## Text to read
______________________________
Re: [RFC] Instrumentation (was Re: 2.6.11-rc1-mm1)

From: Werner Almesberger
Date: Wed Jan 19 2005 - 02:15:47 EST


>From all I've heard and seen of LTT (and I have to admit that most
of it comes from reading this thread, not from reading the code),
I have the impression that it may try to be a bit too specialized,
and thus might miss opportunities for synergy.

You must be getting tired of people trying to redesign things from
scratch, but maybe you'll humor me anyway ;-)

Karim Yaghmour wrote:
> If you really want to define layers, then there are actually four
> layers:
> 1- hooking mechanism
> 2- event definition / registration
> 3- event management infrastructure
> 4- transport mechanism

For 1, kprobes would seem largely sufficient. In cases where you
don't have a usable attachment point (e.g. in the middle of a
function and you need access to variables with unknown location),
you can add lightweight instrumentation that arranges the code
flow suitably. [1, 2]

2 and 3 should be the main domain of LTT, with 2 sitting on top
of kprobes. kprobes currently doesn't have a nice way for
describing handlers, but that can be fixed [3]. But you probably
don't need a "nice" interface right now, but might be satisfied
with one that works and is fast (?)

>From the discussion, it seems that the management is partially
done by relayfs. I find this a little strange. E.g. instead of
filtering events, you may just not generate them in the first
place, e.g. by not placing a probe, or by filtering in LTT,
before submitting the event.

Timestamps may be fine either way. Restoring sequence should be
a task user-space can handle: in the worst case, you'd have to
read and merge from #cpus streams. Seeking works in that context,
too.
______________________________
## Dataset excerpt
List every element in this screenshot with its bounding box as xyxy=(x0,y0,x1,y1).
______________________________
## What you need to do
#1 Set down the passage of the instrumentation post starting at "From: Werner Almesberger" and ending at "me anyway ;-)".
#2 In the instrumentation post, what does the writer say would seem largely sufficient for the hooking mechanism?
The data has no connection to the post about kernel instrumentation.

## Results for each task
#1
From: Werner Almesberger
Date: Wed Jan 19 2005 - 02:15:47 EST


>From all I've heard and seen of LTT (and I have to admit that most
of it comes from reading this thread, not from reading the code),
I have the impression that it may try to be a bit too specialized,
and thus might miss opportunities for synergy.

You must be getting tired of people trying to redesign things from
scratch, but maybe you'll humor me anyway ;-)

#2 Kprobes.